# PROBLEM
Scan the entries below for the word "TERC". Copy each line that has it.

# INPUT RECORDS
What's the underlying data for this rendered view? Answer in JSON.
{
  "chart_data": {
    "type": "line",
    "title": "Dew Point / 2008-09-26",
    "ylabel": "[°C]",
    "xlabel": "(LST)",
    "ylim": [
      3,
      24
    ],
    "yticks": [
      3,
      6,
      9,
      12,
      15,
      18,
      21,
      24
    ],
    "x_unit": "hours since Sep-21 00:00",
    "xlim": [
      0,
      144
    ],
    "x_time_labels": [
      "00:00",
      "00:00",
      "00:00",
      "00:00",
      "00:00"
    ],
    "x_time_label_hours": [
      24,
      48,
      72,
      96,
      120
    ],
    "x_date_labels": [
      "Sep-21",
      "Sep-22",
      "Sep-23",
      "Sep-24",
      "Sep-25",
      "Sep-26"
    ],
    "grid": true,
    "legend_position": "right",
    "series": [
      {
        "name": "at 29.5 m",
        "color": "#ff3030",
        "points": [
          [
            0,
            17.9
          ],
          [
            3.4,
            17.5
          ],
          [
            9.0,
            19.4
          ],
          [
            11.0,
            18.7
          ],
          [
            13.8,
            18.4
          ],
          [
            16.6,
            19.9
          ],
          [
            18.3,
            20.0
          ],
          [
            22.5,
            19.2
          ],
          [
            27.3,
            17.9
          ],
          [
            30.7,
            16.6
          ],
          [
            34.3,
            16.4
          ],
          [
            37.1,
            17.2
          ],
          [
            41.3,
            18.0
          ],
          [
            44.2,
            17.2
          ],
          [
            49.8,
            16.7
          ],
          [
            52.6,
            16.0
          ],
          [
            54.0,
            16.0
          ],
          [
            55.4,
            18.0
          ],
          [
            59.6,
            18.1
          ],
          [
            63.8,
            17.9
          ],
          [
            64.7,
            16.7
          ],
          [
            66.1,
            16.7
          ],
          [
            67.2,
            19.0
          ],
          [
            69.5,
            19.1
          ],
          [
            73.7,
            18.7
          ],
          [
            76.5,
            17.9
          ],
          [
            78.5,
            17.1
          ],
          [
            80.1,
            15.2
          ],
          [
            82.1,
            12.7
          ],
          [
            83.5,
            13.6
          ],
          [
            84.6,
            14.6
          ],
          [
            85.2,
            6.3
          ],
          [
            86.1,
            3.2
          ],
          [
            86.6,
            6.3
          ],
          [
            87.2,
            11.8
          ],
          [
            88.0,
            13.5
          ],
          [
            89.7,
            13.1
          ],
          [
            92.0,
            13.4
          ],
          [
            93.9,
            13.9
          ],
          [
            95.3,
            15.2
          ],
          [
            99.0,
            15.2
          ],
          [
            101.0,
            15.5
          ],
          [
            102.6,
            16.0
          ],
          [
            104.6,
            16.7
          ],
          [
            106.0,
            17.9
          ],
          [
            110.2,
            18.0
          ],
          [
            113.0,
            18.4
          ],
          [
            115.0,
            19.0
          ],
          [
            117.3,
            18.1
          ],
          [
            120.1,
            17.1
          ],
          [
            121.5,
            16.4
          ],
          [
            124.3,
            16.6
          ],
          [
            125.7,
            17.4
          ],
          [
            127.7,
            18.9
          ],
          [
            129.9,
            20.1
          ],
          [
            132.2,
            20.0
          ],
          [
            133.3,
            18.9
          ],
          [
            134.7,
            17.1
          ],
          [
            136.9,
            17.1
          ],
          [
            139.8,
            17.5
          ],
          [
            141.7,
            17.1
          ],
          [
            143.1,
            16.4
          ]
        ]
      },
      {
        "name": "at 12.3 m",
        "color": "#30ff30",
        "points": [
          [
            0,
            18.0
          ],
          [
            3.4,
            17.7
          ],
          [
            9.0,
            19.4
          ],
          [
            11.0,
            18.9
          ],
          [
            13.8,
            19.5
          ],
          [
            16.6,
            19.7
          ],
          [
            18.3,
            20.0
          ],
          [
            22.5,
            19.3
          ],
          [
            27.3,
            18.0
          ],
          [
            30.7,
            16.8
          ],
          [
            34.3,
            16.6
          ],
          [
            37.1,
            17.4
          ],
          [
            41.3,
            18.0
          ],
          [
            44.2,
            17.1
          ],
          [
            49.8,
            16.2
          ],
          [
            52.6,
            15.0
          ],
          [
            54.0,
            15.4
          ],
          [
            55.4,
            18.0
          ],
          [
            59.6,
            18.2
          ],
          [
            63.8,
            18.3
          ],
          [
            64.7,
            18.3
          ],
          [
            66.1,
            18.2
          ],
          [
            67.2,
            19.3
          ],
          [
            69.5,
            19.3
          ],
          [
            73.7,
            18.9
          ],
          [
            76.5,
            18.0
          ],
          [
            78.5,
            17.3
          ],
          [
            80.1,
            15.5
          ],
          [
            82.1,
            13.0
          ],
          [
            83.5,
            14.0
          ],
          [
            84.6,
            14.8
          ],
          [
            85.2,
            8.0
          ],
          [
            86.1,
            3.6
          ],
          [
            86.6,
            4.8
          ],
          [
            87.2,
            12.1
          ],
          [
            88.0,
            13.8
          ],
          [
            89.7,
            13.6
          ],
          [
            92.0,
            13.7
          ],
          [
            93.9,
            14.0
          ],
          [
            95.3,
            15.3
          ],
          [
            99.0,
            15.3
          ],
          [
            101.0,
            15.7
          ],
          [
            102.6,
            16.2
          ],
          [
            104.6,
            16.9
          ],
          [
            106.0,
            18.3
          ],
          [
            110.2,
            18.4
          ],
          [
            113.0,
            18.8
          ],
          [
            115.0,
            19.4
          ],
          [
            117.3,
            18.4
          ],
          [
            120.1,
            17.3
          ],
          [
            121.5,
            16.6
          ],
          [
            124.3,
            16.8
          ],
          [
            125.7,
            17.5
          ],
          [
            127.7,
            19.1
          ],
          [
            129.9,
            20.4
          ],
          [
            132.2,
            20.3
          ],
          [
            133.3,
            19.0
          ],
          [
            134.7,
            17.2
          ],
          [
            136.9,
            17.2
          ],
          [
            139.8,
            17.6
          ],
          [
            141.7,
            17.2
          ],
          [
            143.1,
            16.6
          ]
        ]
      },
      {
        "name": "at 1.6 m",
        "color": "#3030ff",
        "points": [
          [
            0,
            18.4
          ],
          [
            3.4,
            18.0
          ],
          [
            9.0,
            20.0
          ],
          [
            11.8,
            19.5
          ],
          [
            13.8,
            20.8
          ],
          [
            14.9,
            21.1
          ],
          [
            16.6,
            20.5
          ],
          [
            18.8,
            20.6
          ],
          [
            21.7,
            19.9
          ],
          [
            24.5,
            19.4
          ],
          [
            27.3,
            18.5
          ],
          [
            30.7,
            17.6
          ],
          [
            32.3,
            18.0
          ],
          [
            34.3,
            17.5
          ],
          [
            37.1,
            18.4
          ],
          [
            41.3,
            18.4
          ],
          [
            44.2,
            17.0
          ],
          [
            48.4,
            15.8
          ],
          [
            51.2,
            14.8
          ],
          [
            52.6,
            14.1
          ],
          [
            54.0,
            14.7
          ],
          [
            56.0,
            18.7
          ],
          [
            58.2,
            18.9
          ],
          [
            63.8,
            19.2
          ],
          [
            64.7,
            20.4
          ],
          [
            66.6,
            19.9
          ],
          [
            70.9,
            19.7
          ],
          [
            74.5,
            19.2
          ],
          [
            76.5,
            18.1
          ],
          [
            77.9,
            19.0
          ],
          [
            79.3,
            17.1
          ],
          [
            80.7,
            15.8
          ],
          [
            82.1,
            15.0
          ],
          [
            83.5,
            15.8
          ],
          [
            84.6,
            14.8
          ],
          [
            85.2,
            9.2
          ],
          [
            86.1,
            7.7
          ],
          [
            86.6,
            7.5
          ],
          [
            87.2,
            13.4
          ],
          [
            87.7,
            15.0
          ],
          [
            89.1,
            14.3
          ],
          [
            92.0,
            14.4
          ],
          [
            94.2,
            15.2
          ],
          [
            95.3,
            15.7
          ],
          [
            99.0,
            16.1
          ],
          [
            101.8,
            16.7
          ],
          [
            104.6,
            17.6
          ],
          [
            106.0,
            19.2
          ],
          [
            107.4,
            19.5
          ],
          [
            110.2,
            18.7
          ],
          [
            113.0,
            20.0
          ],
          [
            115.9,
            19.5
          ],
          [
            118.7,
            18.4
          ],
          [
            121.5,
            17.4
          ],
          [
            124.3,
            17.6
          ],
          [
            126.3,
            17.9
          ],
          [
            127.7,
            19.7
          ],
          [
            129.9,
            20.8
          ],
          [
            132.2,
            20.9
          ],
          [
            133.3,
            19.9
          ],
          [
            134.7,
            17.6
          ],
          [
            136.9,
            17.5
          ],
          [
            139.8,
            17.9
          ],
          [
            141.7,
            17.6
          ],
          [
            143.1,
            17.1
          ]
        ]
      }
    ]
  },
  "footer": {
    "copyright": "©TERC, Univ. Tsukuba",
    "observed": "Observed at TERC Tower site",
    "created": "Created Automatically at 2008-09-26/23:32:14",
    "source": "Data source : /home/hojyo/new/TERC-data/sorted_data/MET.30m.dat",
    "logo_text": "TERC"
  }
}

# ANSWER TO THE PROBLEM
    "copyright": "©TERC, Univ. Tsukuba",
    "observed": "Observed at TERC Tower site",
    "source": "Data source : /home/hojyo/new/TERC-data/sorted_data/MET.30m.dat",
    "logo_text": "TERC"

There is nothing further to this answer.